Copy each of the lines below word for word, in the order given, and omit the pictures.

::::

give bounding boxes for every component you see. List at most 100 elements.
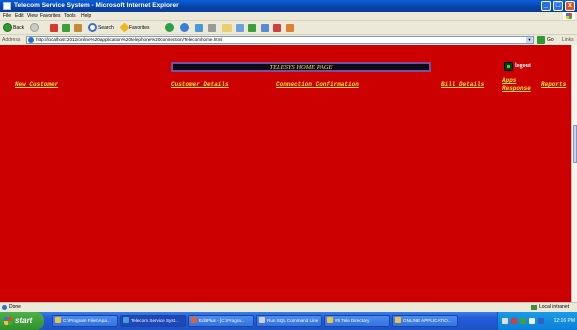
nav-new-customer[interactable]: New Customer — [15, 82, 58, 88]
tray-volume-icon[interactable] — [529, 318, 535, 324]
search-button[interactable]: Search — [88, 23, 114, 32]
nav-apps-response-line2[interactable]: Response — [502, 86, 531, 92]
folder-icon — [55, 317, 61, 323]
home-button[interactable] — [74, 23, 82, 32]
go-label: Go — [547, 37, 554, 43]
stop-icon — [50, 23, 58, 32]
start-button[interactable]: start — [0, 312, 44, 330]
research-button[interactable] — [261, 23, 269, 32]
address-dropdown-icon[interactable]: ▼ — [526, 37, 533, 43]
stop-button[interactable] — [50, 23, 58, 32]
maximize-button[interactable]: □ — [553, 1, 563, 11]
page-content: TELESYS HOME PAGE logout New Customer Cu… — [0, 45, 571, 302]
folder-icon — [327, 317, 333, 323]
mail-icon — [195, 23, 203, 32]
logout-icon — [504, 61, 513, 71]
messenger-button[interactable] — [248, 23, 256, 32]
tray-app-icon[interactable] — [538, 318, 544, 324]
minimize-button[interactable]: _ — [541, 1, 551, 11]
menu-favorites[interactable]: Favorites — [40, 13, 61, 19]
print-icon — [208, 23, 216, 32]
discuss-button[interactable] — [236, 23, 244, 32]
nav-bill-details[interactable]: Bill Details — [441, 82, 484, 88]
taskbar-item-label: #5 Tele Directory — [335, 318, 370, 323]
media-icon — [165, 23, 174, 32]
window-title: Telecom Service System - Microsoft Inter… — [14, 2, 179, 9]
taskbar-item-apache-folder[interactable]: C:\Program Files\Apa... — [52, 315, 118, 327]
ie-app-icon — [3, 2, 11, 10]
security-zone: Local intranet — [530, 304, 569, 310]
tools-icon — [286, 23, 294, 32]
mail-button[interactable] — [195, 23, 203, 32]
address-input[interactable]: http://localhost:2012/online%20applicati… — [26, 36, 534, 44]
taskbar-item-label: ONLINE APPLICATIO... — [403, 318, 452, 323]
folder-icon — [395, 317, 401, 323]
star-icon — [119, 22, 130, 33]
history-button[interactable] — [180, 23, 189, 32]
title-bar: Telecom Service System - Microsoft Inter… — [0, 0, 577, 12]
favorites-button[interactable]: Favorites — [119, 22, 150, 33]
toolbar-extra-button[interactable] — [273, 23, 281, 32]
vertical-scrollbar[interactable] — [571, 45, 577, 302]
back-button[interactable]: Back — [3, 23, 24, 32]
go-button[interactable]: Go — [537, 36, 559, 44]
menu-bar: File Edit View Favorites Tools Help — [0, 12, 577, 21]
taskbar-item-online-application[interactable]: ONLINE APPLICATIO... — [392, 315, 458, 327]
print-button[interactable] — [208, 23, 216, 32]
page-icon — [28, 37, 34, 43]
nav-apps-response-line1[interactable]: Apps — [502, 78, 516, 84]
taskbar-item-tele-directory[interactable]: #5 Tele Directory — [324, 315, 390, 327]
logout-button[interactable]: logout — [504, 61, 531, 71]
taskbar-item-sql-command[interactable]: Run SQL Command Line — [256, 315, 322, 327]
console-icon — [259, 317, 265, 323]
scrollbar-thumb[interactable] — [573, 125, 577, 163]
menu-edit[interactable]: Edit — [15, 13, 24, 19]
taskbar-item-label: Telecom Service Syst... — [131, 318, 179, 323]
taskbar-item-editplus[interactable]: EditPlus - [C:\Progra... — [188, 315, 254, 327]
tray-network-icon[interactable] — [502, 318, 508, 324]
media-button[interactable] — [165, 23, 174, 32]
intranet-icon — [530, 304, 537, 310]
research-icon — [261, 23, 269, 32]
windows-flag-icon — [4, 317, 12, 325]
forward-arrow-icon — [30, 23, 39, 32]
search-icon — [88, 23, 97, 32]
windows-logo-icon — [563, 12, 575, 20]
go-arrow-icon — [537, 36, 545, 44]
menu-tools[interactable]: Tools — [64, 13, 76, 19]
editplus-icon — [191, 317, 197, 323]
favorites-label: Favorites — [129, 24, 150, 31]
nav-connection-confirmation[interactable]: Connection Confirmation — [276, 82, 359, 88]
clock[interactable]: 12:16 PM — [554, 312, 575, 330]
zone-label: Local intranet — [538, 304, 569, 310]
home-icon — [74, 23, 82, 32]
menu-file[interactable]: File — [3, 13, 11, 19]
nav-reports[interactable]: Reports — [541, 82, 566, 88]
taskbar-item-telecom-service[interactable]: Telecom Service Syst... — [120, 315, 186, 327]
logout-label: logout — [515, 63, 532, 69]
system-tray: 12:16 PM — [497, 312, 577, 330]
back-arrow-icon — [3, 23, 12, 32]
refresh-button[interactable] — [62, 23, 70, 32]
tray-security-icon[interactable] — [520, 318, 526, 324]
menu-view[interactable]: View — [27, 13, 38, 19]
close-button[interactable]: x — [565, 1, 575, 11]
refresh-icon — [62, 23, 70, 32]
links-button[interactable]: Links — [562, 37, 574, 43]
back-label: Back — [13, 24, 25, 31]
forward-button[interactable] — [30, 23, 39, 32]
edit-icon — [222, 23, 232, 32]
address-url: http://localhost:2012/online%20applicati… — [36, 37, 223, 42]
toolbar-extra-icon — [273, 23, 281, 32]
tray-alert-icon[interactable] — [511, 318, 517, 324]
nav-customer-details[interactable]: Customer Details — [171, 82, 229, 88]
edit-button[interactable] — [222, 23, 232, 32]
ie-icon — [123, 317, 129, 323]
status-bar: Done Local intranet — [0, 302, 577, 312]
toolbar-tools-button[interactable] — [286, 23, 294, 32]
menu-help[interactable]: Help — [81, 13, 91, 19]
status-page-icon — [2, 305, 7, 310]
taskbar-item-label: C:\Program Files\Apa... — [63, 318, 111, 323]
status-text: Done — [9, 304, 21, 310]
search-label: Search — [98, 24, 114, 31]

::::

### In response
give bounding boxes for every component you see. List at most 100 elements.
nav-new-customer[interactable]: New Customer — [15, 82, 58, 88]
tray-volume-icon[interactable] — [529, 318, 535, 324]
search-button[interactable]: Search — [88, 23, 114, 32]
nav-apps-response-line2[interactable]: Response — [502, 86, 531, 92]
folder-icon — [55, 317, 61, 323]
home-button[interactable] — [74, 23, 82, 32]
go-label: Go — [547, 37, 554, 43]
stop-icon — [50, 23, 58, 32]
start-button[interactable]: start — [0, 312, 44, 330]
research-button[interactable] — [261, 23, 269, 32]
address-dropdown-icon[interactable]: ▼ — [526, 37, 533, 43]
stop-button[interactable] — [50, 23, 58, 32]
maximize-button[interactable]: □ — [553, 1, 563, 11]
page-content: TELESYS HOME PAGE logout New Customer Cu… — [0, 45, 571, 302]
folder-icon — [327, 317, 333, 323]
mail-icon — [195, 23, 203, 32]
logout-icon — [504, 61, 513, 71]
messenger-button[interactable] — [248, 23, 256, 32]
tray-app-icon[interactable] — [538, 318, 544, 324]
minimize-button[interactable]: _ — [541, 1, 551, 11]
menu-favorites[interactable]: Favorites — [40, 13, 61, 19]
print-icon — [208, 23, 216, 32]
discuss-button[interactable] — [236, 23, 244, 32]
nav-bill-details[interactable]: Bill Details — [441, 82, 484, 88]
taskbar-item-label: #5 Tele Directory — [335, 318, 370, 323]
media-icon — [165, 23, 174, 32]
window-title: Telecom Service System - Microsoft Inter… — [14, 2, 179, 9]
taskbar-item-apache-folder[interactable]: C:\Program Files\Apa... — [52, 315, 118, 327]
ie-app-icon — [3, 2, 11, 10]
security-zone: Local intranet — [530, 304, 569, 310]
tools-icon — [286, 23, 294, 32]
mail-button[interactable] — [195, 23, 203, 32]
address-input[interactable]: http://localhost:2012/online%20applicati… — [26, 36, 534, 44]
taskbar-item-label: ONLINE APPLICATIO... — [403, 318, 452, 323]
folder-icon — [395, 317, 401, 323]
star-icon — [119, 22, 130, 33]
history-button[interactable] — [180, 23, 189, 32]
title-bar: Telecom Service System - Microsoft Inter… — [0, 0, 577, 12]
favorites-button[interactable]: Favorites — [119, 22, 150, 33]
toolbar-extra-button[interactable] — [273, 23, 281, 32]
vertical-scrollbar[interactable] — [571, 45, 577, 302]
back-button[interactable]: Back — [3, 23, 24, 32]
go-button[interactable]: Go — [537, 36, 559, 44]
menu-bar: File Edit View Favorites Tools Help — [0, 12, 577, 21]
taskbar-item-online-application[interactable]: ONLINE APPLICATIO... — [392, 315, 458, 327]
print-button[interactable] — [208, 23, 216, 32]
page-icon — [28, 37, 34, 43]
nav-apps-response-line1[interactable]: Apps — [502, 78, 516, 84]
taskbar-item-tele-directory[interactable]: #5 Tele Directory — [324, 315, 390, 327]
logout-button[interactable]: logout — [504, 61, 531, 71]
taskbar-item-sql-command[interactable]: Run SQL Command Line — [256, 315, 322, 327]
console-icon — [259, 317, 265, 323]
scrollbar-thumb[interactable] — [573, 125, 577, 163]
menu-edit[interactable]: Edit — [15, 13, 24, 19]
taskbar-item-label: Telecom Service Syst... — [131, 318, 179, 323]
taskbar-item-editplus[interactable]: EditPlus - [C:\Progra... — [188, 315, 254, 327]
tray-network-icon[interactable] — [502, 318, 508, 324]
media-button[interactable] — [165, 23, 174, 32]
intranet-icon — [530, 304, 537, 310]
research-icon — [261, 23, 269, 32]
windows-flag-icon — [4, 317, 12, 325]
forward-arrow-icon — [30, 23, 39, 32]
search-icon — [88, 23, 97, 32]
windows-logo-icon — [563, 12, 575, 20]
go-arrow-icon — [537, 36, 545, 44]
menu-tools[interactable]: Tools — [64, 13, 76, 19]
editplus-icon — [191, 317, 197, 323]
favorites-label: Favorites — [129, 24, 150, 31]
nav-connection-confirmation[interactable]: Connection Confirmation — [276, 82, 359, 88]
clock[interactable]: 12:16 PM — [554, 312, 575, 330]
zone-label: Local intranet — [538, 304, 569, 310]
home-icon — [74, 23, 82, 32]
menu-file[interactable]: File — [3, 13, 11, 19]
nav-reports[interactable]: Reports — [541, 82, 566, 88]
taskbar-item-telecom-service[interactable]: Telecom Service Syst... — [120, 315, 186, 327]
logout-label: logout — [515, 63, 532, 69]
system-tray: 12:16 PM — [497, 312, 577, 330]
back-arrow-icon — [3, 23, 12, 32]
refresh-button[interactable] — [62, 23, 70, 32]
tray-security-icon[interactable] — [520, 318, 526, 324]
menu-view[interactable]: View — [27, 13, 38, 19]
close-button[interactable]: x — [565, 1, 575, 11]
refresh-icon — [62, 23, 70, 32]
links-button[interactable]: Links — [562, 37, 574, 43]
back-label: Back — [13, 24, 25, 31]
forward-button[interactable] — [30, 23, 39, 32]
edit-icon — [222, 23, 232, 32]
address-url: http://localhost:2012/online%20applicati… — [36, 37, 223, 42]
toolbar-extra-icon — [273, 23, 281, 32]
tray-alert-icon[interactable] — [511, 318, 517, 324]
nav-customer-details[interactable]: Customer Details — [171, 82, 229, 88]
edit-button[interactable] — [222, 23, 232, 32]
ie-icon — [123, 317, 129, 323]
status-bar: Done Local intranet — [0, 302, 577, 312]
toolbar-tools-button[interactable] — [286, 23, 294, 32]
menu-help[interactable]: Help — [81, 13, 91, 19]
status-page-icon — [2, 305, 7, 310]
taskbar-item-label: C:\Program Files\Apa... — [63, 318, 111, 323]
status-text: Done — [9, 304, 21, 310]
search-label: Search — [98, 24, 114, 31]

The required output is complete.